Without the pictures, set down every line of the data exactly.

● ● ● ● ● ● ●

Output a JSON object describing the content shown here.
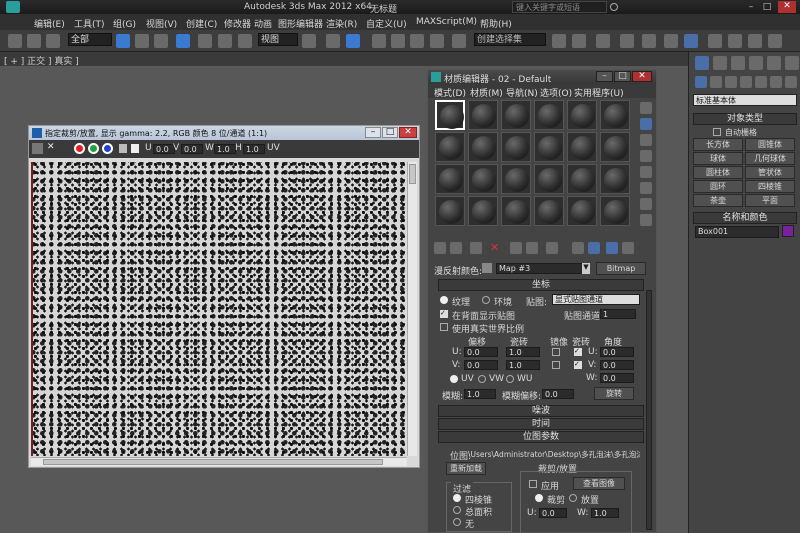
{
  "app": {
    "title": "Autodesk 3ds Max  2012 x64",
    "doc": "无标题",
    "search_placeholder": "键入关键字或短语"
  },
  "menu": [
    "编辑(E)",
    "工具(T)",
    "组(G)",
    "视图(V)",
    "创建(C)",
    "修改器",
    "动画",
    "图形编辑器",
    "渲染(R)",
    "自定义(U)",
    "MAXScript(M)",
    "帮助(H)"
  ],
  "toolbar": {
    "filter": "全部",
    "coord": "视图",
    "selset": "创建选择集"
  },
  "viewport_label": "[ + ] 正交 ] 真实 ]",
  "bitmap_window": {
    "title": "指定裁剪/放置, 显示 gamma: 2.2, RGB 颜色 8 位/通道 (1:1)",
    "u_label": "U",
    "u_val": "0.0",
    "v_label": "V",
    "v_val": "0.0",
    "w_label": "W",
    "w_val": "1.0",
    "h_label": "H",
    "h_val": "1.0",
    "uv": "UV"
  },
  "material_editor": {
    "title": "材质编辑器 - 02 - Default",
    "menu": [
      "模式(D)",
      "材质(M)",
      "导航(N)",
      "选项(O)",
      "实用程序(U)"
    ],
    "reflect_label": "漫反射颜色:",
    "map_name": "Map #3",
    "map_type": "Bitmap",
    "coords": {
      "rollout": "坐标",
      "texture": "纹理",
      "env": "环境",
      "mapping_label": "贴图:",
      "mapping": "显式贴图通道",
      "show_back": "在背面显示贴图",
      "channel_label": "贴图通道:",
      "channel": "1",
      "real_world": "使用真实世界比例",
      "offset": "偏移",
      "tiling": "瓷砖",
      "mirror": "镜像",
      "tile": "瓷砖",
      "angle": "角度",
      "u": "U:",
      "v": "V:",
      "w": "W:",
      "u_off": "0.0",
      "v_off": "0.0",
      "u_tile": "1.0",
      "v_tile": "1.0",
      "u_ang": "0.0",
      "v_ang": "0.0",
      "w_ang": "0.0",
      "uv": "UV",
      "vw": "VW",
      "wu": "WU",
      "blur_label": "模糊:",
      "blur": "1.0",
      "blur_off_label": "模糊偏移:",
      "blur_off": "0.0",
      "rotate": "旋转"
    },
    "noise": "噪波",
    "time": "时间",
    "bitmap_params": {
      "rollout": "位图参数",
      "path_label": "位图:",
      "path": "\\Users\\Administrator\\Desktop\\多孔泡沫\\多孔泡沫.jpg",
      "reload": "重新加载",
      "crop": "裁剪/放置",
      "apply": "应用",
      "view_image": "查看图像",
      "crop_opt": "裁剪",
      "place_opt": "放置",
      "filter": "过滤",
      "four_corner": "四棱锥",
      "summed": "总面积",
      "none": "无",
      "cu": "U:",
      "cu_val": "0.0",
      "cw": "W:",
      "cw_val": "1.0"
    }
  },
  "right_panel": {
    "dropdown": "标准基本体",
    "object_type": "对象类型",
    "autogrid": "自动栅格",
    "buttons": [
      "长方体",
      "圆锥体",
      "球体",
      "几何球体",
      "圆柱体",
      "管状体",
      "圆环",
      "四棱锥",
      "茶壶",
      "平面"
    ],
    "name_color": "名称和颜色",
    "name": "Box001",
    "color": "#7a1fa0"
  }
}
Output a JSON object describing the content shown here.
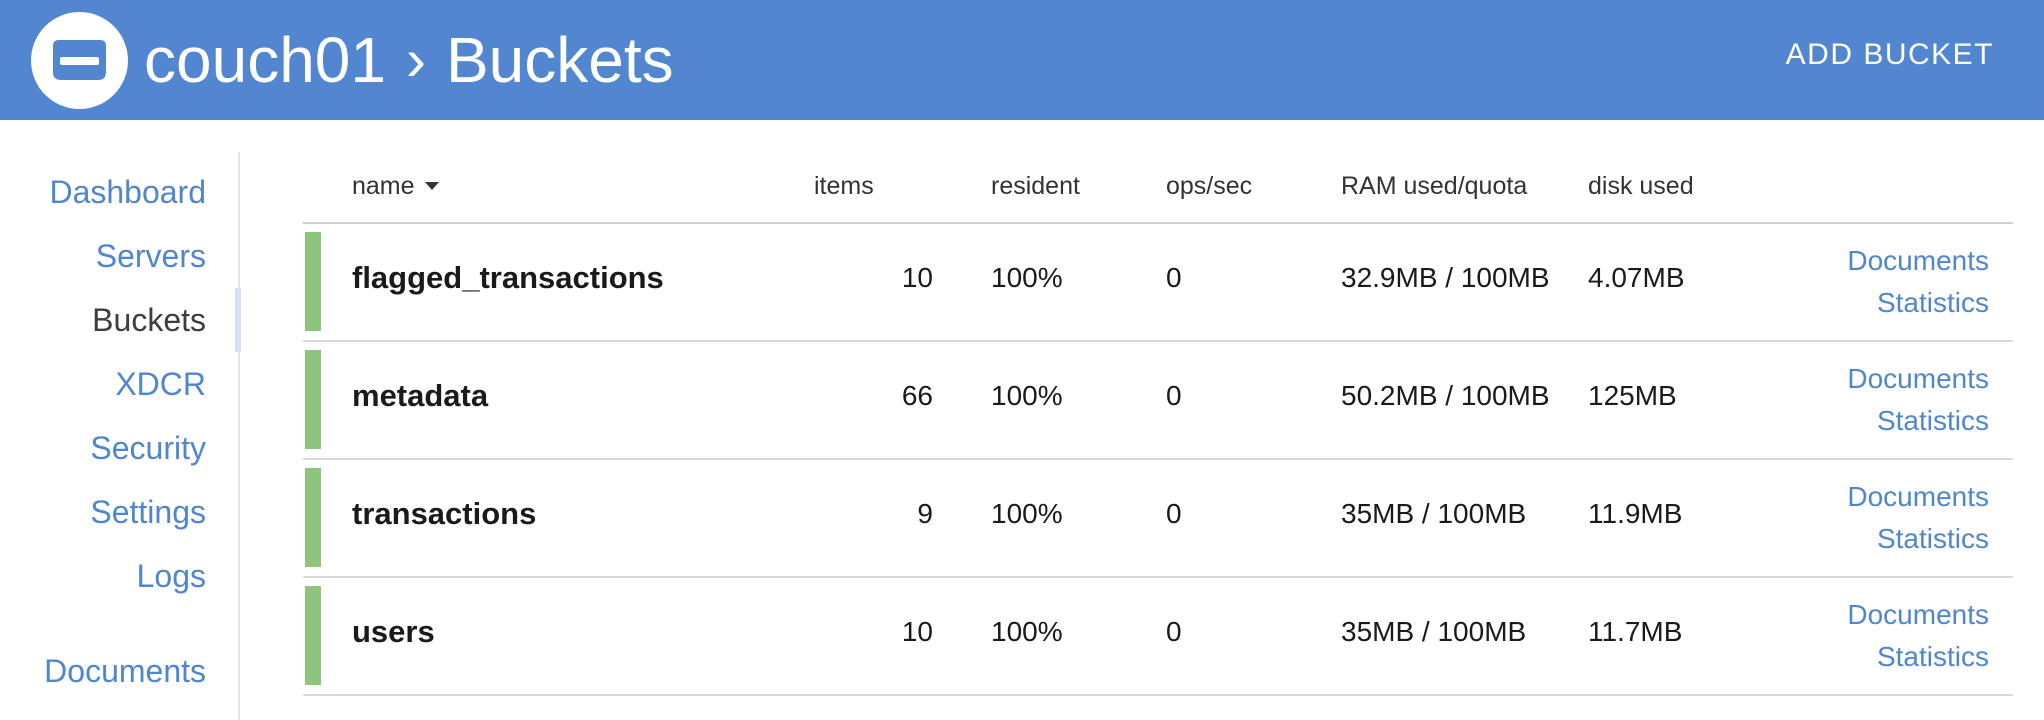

● ● ● ● ● ● ●

### Answer to this exercise
Output a JSON object describing the content shown here.
{
  "app": {
    "title": "Autodesk 3ds Max  2012 x64",
    "doc": "无标题",
    "search_placeholder": "键入关键字或短语"
  },
  "menu": [
    "编辑(E)",
    "工具(T)",
    "组(G)",
    "视图(V)",
    "创建(C)",
    "修改器",
    "动画",
    "图形编辑器",
    "渲染(R)",
    "自定义(U)",
    "MAXScript(M)",
    "帮助(H)"
  ],
  "toolbar": {
    "filter": "全部",
    "coord": "视图",
    "selset": "创建选择集"
  },
  "viewport_label": "[ + ] 正交 ] 真实 ]",
  "bitmap_window": {
    "title": "指定裁剪/放置, 显示 gamma: 2.2, RGB 颜色 8 位/通道 (1:1)",
    "u_label": "U",
    "u_val": "0.0",
    "v_label": "V",
    "v_val": "0.0",
    "w_label": "W",
    "w_val": "1.0",
    "h_label": "H",
    "h_val": "1.0",
    "uv": "UV"
  },
  "material_editor": {
    "title": "材质编辑器 - 02 - Default",
    "menu": [
      "模式(D)",
      "材质(M)",
      "导航(N)",
      "选项(O)",
      "实用程序(U)"
    ],
    "reflect_label": "漫反射颜色:",
    "map_name": "Map #3",
    "map_type": "Bitmap",
    "coords": {
      "rollout": "坐标",
      "texture": "纹理",
      "env": "环境",
      "mapping_label": "贴图:",
      "mapping": "显式贴图通道",
      "show_back": "在背面显示贴图",
      "channel_label": "贴图通道:",
      "channel": "1",
      "real_world": "使用真实世界比例",
      "offset": "偏移",
      "tiling": "瓷砖",
      "mirror": "镜像",
      "tile": "瓷砖",
      "angle": "角度",
      "u": "U:",
      "v": "V:",
      "w": "W:",
      "u_off": "0.0",
      "v_off": "0.0",
      "u_tile": "1.0",
      "v_tile": "1.0",
      "u_ang": "0.0",
      "v_ang": "0.0",
      "w_ang": "0.0",
      "uv": "UV",
      "vw": "VW",
      "wu": "WU",
      "blur_label": "模糊:",
      "blur": "1.0",
      "blur_off_label": "模糊偏移:",
      "blur_off": "0.0",
      "rotate": "旋转"
    },
    "noise": "噪波",
    "time": "时间",
    "bitmap_params": {
      "rollout": "位图参数",
      "path_label": "位图:",
      "path": "\\Users\\Administrator\\Desktop\\多孔泡沫\\多孔泡沫.jpg",
      "reload": "重新加载",
      "crop": "裁剪/放置",
      "apply": "应用",
      "view_image": "查看图像",
      "crop_opt": "裁剪",
      "place_opt": "放置",
      "filter": "过滤",
      "four_corner": "四棱锥",
      "summed": "总面积",
      "none": "无",
      "cu": "U:",
      "cu_val": "0.0",
      "cw": "W:",
      "cw_val": "1.0"
    }
  },
  "right_panel": {
    "dropdown": "标准基本体",
    "object_type": "对象类型",
    "autogrid": "自动栅格",
    "buttons": [
      "长方体",
      "圆锥体",
      "球体",
      "几何球体",
      "圆柱体",
      "管状体",
      "圆环",
      "四棱锥",
      "茶壶",
      "平面"
    ],
    "name_color": "名称和颜色",
    "name": "Box001",
    "color": "#7a1fa0"
  }
}
Output a JSON object describing the content shown here.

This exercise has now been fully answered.